#### RECORD EXCERPTS
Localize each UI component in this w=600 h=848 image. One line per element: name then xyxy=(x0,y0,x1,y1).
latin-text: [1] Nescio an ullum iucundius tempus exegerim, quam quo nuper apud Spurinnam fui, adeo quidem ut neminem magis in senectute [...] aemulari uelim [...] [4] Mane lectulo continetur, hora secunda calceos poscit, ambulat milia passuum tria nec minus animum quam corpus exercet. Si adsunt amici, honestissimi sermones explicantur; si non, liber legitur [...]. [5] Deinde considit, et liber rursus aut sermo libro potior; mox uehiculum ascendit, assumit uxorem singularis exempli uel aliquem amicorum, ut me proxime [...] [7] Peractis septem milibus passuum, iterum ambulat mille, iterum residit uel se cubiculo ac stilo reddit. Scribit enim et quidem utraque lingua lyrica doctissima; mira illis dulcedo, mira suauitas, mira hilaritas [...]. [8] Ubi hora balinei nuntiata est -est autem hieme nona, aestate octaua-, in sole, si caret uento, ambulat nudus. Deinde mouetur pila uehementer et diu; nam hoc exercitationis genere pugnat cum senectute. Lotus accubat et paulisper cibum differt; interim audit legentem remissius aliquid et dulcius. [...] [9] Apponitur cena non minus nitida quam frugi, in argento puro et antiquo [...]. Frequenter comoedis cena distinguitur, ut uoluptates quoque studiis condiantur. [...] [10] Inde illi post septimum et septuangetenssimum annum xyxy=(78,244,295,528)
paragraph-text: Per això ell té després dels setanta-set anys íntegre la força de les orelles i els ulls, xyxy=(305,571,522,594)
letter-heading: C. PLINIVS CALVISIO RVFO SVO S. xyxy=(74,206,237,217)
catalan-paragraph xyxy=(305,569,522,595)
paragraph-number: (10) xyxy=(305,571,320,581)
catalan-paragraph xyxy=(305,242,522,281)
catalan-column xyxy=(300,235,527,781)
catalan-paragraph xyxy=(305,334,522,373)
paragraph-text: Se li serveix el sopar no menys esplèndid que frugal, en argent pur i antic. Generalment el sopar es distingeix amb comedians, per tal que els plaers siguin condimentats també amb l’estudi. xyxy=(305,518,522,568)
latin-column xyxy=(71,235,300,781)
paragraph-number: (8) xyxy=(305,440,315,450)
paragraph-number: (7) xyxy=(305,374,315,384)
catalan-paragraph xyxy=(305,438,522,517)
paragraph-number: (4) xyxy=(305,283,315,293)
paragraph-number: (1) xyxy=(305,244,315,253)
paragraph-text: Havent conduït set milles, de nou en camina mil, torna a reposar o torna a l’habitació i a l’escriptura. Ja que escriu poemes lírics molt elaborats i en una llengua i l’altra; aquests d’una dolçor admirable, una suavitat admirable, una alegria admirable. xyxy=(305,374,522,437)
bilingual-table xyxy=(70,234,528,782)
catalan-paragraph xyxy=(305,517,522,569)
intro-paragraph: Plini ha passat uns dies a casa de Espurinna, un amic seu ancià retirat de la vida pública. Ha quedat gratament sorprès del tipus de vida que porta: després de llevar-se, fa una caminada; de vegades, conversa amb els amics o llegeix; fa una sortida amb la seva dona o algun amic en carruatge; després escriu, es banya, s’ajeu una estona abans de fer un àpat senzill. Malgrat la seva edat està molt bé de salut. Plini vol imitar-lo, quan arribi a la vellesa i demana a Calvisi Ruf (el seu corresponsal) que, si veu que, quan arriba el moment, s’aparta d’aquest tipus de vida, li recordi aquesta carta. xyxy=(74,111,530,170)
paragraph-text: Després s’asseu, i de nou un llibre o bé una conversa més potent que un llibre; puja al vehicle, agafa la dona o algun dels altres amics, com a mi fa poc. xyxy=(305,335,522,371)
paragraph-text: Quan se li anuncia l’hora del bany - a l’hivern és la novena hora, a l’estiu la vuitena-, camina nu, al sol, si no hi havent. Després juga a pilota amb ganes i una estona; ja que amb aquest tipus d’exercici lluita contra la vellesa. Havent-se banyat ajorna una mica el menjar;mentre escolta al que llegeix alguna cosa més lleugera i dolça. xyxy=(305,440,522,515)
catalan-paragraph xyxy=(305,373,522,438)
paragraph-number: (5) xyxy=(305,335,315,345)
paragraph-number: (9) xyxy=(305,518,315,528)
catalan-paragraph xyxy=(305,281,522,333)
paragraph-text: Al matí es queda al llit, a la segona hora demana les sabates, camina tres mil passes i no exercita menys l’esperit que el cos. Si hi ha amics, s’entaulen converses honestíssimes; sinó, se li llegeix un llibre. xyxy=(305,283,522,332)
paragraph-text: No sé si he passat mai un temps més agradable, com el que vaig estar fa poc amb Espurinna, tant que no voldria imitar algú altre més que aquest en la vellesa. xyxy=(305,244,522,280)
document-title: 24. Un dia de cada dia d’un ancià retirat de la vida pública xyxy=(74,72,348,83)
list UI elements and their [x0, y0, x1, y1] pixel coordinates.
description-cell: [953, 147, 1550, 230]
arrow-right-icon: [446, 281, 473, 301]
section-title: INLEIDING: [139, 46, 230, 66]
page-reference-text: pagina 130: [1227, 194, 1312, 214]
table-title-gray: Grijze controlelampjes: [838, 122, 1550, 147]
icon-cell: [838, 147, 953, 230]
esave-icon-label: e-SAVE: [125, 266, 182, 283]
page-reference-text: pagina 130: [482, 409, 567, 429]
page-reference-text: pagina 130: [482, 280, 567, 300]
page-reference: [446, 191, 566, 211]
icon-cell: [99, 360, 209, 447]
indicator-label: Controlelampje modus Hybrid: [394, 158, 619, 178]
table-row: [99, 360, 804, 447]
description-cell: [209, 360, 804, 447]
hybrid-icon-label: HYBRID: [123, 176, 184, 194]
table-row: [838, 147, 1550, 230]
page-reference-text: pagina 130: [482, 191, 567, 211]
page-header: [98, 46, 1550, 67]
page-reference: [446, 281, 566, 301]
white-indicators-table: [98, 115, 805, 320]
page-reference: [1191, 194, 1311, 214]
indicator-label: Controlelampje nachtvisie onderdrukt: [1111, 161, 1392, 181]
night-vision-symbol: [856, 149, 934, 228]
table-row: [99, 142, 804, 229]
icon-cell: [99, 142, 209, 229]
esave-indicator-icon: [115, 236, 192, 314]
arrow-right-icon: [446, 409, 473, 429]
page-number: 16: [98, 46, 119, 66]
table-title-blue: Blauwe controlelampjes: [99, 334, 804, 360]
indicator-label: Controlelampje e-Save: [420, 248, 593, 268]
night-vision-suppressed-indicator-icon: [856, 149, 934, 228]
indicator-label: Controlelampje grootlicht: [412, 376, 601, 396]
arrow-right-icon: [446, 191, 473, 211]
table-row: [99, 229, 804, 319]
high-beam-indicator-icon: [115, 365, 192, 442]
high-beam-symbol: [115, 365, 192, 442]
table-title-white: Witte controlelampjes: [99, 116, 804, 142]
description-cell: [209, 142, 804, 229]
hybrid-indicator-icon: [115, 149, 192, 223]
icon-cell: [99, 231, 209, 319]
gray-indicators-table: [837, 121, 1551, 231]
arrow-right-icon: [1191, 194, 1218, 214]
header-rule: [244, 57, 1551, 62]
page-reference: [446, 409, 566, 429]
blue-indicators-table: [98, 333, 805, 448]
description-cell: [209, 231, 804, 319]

#### STATED PROBLEM
How many lines of the material above contain the string "vida"? Only matches with the same capitalization count. Reply with the number alone.

#### PROBLEM SOLUTION
2